**LISTED RECORDS**
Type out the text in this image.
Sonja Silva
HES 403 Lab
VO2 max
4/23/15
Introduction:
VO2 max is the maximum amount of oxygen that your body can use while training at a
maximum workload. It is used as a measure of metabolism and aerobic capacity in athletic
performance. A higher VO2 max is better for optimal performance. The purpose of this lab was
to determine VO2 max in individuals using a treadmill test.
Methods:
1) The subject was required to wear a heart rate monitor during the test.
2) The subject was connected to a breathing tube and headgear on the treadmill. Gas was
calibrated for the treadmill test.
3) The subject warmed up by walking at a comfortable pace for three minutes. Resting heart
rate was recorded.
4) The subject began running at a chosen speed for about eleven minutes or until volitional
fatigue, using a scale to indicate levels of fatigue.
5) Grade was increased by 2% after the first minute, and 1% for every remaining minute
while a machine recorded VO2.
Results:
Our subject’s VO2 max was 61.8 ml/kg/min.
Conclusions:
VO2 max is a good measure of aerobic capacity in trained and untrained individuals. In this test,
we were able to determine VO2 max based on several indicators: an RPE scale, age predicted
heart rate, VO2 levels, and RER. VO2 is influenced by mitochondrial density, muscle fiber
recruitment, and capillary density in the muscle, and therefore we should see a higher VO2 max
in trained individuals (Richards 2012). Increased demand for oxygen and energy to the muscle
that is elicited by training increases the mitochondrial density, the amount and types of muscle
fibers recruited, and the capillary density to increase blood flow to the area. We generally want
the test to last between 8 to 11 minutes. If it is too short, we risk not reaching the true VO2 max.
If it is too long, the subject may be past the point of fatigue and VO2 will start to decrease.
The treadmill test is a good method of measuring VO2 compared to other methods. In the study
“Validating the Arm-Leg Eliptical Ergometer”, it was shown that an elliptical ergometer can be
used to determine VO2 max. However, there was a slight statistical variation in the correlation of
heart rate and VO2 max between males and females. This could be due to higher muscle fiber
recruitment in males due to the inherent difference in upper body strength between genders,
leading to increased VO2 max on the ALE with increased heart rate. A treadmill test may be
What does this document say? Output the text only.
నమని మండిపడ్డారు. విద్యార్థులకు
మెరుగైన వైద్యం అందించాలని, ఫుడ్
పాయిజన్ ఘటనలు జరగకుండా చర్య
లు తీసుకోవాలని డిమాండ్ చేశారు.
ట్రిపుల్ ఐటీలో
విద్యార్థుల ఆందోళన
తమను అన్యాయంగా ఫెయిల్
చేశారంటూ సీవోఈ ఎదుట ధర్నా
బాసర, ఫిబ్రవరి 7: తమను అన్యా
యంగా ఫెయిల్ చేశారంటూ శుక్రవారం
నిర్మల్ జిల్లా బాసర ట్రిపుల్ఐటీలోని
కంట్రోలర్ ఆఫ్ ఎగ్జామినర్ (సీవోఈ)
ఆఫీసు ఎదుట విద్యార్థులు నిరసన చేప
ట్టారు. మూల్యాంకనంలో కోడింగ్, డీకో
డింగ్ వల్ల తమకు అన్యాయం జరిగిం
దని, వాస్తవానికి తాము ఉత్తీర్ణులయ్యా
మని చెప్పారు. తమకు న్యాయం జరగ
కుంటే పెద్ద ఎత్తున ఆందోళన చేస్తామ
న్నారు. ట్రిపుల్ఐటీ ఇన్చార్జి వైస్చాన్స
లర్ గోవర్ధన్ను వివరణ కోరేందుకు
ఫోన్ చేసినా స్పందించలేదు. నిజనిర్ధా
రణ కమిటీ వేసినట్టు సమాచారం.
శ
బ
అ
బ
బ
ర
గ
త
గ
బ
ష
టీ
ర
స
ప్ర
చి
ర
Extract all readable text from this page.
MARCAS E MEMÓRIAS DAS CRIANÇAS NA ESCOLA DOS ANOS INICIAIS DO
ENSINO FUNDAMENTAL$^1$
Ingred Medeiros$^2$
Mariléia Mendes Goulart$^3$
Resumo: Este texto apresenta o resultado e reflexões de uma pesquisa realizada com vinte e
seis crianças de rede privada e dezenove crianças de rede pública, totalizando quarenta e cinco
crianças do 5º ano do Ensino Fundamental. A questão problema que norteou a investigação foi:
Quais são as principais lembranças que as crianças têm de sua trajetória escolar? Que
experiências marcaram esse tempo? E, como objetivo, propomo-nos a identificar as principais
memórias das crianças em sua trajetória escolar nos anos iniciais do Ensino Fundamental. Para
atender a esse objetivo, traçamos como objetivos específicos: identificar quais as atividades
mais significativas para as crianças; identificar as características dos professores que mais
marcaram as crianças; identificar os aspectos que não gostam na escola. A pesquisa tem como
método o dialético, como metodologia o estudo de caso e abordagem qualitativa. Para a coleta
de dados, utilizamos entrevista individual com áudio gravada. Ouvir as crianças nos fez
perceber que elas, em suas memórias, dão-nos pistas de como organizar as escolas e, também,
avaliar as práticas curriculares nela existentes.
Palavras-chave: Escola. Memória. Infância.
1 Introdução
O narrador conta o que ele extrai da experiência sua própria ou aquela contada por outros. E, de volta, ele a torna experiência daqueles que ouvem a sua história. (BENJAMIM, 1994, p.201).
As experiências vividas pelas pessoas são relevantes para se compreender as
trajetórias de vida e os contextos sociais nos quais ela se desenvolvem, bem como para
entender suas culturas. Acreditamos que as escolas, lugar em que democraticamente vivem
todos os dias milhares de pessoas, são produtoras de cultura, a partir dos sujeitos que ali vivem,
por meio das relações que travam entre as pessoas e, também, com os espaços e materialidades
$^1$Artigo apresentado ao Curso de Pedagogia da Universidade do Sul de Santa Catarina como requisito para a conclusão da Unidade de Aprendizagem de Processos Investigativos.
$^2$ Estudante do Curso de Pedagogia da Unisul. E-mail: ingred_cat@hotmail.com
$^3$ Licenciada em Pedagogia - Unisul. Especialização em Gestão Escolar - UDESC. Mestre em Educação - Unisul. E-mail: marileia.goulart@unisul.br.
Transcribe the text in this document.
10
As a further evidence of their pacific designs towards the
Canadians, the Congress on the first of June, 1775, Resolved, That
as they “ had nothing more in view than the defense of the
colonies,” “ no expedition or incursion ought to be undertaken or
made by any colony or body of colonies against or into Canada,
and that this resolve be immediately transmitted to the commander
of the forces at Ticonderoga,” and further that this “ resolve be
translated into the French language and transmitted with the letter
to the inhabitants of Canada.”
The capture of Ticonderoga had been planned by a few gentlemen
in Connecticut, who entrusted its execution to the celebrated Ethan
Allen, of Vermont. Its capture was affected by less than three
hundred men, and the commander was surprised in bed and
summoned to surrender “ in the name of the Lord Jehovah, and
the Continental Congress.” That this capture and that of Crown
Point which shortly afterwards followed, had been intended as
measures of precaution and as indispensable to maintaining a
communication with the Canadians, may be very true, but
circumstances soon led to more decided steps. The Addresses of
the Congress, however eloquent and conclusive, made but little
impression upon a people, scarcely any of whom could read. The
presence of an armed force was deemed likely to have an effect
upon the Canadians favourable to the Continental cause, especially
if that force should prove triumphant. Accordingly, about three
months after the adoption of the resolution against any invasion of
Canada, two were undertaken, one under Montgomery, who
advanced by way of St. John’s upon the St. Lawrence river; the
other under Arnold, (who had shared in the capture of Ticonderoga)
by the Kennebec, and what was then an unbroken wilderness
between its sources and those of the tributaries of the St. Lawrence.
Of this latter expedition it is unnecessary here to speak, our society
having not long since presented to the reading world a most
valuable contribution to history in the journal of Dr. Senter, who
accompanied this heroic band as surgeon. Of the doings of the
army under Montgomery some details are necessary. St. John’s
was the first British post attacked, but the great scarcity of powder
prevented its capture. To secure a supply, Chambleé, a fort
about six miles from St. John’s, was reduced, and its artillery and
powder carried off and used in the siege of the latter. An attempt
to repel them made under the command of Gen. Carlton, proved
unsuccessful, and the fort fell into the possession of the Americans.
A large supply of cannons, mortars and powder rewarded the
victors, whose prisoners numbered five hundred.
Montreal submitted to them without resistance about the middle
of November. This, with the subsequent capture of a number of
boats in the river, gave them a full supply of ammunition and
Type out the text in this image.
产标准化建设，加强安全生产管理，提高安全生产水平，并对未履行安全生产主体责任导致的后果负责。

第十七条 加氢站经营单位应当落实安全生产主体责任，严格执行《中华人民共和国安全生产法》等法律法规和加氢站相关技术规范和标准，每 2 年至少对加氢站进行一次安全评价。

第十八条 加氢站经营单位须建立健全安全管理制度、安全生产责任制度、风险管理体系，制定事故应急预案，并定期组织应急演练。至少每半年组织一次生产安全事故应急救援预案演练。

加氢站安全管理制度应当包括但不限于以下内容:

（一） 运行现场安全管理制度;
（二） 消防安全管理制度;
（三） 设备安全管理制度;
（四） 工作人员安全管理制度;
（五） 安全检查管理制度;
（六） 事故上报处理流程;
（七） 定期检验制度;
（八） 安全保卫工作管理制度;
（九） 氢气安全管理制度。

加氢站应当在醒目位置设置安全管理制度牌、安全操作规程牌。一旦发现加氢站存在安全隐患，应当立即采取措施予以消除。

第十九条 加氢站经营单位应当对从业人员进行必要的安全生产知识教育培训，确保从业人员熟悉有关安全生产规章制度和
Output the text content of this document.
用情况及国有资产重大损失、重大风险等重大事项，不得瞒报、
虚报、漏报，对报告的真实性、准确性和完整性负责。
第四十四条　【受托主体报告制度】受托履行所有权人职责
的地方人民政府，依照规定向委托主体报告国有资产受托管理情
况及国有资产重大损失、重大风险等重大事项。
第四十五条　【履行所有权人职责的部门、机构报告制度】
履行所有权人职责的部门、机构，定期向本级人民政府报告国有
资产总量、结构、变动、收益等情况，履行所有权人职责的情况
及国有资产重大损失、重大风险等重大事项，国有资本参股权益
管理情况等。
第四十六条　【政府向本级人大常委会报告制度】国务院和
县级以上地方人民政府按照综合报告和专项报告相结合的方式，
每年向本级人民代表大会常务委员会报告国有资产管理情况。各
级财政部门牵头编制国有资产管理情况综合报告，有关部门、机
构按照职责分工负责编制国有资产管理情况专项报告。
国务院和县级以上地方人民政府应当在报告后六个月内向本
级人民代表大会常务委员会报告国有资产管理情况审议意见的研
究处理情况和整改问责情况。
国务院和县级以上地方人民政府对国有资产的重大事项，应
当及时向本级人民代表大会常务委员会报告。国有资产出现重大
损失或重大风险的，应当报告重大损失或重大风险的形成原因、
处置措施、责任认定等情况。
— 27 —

**WHAT IS ASKED**
Take every line that includes the string "minutes" and copy it.

**RESULT OF THIS EXERCISE**
3) The subject warmed up by walking at a comfortable pace for three minutes. Resting heart
4) The subject began running at a chosen speed for about eleven minutes or until volitional
the test to last between 8 to 11 minutes. If it is too short, we risk not reaching the true VO2 max.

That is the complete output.